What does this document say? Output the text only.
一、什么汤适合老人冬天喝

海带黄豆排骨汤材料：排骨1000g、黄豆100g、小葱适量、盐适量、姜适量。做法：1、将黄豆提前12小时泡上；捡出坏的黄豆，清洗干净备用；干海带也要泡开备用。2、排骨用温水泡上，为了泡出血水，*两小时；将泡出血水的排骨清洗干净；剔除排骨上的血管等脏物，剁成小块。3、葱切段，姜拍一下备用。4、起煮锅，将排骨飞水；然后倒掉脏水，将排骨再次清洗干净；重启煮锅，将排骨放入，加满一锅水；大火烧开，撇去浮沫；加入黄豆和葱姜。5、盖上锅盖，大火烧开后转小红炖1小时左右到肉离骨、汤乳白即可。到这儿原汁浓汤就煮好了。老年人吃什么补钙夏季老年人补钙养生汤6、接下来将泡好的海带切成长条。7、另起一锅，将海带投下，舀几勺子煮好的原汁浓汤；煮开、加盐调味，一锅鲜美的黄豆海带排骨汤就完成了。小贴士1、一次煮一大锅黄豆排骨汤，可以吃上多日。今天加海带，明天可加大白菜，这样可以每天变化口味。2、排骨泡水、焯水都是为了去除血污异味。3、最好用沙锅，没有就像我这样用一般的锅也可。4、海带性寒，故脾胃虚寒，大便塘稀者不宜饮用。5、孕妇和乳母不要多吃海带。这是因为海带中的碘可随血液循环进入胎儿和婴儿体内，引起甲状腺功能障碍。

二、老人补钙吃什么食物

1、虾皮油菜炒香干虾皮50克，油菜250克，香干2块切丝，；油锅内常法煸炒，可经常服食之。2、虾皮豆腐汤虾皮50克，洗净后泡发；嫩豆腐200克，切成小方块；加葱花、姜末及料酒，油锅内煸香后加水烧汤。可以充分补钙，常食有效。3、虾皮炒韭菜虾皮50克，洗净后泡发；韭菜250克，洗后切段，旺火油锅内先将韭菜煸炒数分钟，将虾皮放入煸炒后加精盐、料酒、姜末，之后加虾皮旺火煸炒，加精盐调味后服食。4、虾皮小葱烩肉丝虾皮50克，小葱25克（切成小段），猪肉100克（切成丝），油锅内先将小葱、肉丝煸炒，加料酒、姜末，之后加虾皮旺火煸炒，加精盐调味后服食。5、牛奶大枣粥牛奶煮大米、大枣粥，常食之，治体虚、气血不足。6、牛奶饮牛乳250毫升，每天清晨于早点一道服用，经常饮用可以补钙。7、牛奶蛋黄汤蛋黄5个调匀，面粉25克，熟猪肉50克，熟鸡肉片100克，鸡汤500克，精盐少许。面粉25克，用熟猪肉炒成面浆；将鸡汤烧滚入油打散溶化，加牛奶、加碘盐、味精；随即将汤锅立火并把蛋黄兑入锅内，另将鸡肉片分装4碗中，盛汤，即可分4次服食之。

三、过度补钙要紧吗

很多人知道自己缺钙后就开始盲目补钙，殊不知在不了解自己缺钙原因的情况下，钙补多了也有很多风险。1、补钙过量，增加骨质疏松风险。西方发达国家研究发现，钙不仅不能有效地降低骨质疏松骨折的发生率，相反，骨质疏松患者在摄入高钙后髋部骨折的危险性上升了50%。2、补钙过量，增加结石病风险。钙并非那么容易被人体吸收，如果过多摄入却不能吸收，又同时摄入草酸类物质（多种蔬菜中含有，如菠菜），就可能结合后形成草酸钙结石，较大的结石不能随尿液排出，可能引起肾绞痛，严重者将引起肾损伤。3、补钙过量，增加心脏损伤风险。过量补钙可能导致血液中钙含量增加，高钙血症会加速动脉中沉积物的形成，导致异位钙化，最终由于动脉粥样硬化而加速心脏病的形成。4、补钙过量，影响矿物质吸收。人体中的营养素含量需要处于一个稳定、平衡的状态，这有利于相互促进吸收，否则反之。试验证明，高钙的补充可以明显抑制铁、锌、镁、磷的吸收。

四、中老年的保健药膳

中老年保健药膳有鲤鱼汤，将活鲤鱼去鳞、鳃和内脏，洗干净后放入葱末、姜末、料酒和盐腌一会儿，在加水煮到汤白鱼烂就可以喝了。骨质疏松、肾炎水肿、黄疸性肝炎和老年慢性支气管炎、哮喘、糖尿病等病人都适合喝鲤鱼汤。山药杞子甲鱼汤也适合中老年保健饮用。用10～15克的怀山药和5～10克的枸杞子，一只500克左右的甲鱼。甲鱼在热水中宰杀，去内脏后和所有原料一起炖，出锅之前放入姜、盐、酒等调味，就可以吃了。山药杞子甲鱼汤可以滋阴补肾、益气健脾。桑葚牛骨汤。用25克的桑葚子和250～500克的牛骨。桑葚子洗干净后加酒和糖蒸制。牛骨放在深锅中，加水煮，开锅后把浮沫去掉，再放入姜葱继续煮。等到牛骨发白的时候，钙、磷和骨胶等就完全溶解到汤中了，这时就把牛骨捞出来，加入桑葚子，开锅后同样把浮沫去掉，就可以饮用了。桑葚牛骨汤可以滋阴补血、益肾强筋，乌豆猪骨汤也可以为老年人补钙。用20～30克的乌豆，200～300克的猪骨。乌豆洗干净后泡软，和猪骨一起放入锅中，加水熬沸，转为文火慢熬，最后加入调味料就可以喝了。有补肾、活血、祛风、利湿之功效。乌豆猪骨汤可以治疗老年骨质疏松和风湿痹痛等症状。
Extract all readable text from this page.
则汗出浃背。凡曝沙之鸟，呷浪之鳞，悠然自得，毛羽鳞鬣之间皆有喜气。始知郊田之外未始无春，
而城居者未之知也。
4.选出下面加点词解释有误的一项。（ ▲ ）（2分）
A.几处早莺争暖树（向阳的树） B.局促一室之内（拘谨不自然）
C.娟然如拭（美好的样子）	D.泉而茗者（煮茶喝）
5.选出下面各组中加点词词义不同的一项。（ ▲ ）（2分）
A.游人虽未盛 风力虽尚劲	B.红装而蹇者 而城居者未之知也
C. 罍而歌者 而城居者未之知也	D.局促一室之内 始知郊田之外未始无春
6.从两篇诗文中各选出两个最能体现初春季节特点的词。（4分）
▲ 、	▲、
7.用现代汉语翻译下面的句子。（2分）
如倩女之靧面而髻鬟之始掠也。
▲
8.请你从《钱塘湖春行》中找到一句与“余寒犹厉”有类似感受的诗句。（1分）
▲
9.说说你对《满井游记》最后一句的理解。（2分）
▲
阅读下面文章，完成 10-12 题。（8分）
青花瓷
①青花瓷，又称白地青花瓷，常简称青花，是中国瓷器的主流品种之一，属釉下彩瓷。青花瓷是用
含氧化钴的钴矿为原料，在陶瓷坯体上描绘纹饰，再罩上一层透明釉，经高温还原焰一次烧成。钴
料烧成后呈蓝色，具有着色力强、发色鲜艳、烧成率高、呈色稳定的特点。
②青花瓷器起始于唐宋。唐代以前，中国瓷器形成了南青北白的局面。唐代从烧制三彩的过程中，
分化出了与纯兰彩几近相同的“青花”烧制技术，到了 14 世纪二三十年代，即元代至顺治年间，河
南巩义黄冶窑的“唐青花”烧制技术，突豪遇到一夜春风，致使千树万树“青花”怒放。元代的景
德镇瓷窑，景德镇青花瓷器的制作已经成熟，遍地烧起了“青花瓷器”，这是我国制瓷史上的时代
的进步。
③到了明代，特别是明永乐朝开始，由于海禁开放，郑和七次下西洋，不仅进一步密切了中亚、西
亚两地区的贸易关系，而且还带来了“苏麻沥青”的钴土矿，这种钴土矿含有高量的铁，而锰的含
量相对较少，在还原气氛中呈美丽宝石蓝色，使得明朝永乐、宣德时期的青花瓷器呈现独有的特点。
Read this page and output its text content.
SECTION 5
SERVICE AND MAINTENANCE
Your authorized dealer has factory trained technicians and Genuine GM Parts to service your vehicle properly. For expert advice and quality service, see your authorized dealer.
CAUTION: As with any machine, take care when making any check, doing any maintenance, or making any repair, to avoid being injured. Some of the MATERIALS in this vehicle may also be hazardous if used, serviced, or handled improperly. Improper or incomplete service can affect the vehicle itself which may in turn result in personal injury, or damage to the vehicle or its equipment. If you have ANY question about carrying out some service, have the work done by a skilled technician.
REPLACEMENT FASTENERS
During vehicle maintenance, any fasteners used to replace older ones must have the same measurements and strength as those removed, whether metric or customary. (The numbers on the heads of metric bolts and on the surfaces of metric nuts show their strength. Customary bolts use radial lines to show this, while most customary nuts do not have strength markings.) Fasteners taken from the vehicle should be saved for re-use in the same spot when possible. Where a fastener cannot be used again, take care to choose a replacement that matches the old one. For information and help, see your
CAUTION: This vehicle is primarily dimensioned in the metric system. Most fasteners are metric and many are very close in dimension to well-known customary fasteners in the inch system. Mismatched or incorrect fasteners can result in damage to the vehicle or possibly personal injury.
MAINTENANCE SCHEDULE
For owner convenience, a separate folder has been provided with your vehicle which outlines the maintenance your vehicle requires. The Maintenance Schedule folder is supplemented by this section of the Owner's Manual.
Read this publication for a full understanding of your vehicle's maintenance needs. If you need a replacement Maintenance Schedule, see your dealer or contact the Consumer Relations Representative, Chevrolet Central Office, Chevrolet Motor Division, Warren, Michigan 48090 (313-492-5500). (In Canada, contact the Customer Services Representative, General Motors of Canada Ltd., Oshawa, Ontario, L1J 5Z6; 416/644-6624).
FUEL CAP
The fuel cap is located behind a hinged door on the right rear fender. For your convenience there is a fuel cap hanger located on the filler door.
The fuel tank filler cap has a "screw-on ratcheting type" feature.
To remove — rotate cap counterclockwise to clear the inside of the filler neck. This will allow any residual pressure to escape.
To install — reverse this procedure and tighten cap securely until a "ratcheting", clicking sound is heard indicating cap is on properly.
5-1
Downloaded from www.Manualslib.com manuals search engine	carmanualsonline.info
---*---
Description of the task -
From the listing, copy each line containing the word "始知郊田之外未始无春".

Written answer -
则汗出浃背。凡曝沙之鸟，呷浪之鳞，悠然自得，毛羽鳞鬣之间皆有喜气。始知郊田之外未始无春，
C. 罍而歌者 而城居者未之知也	D.局促一室之内 始知郊田之外未始无春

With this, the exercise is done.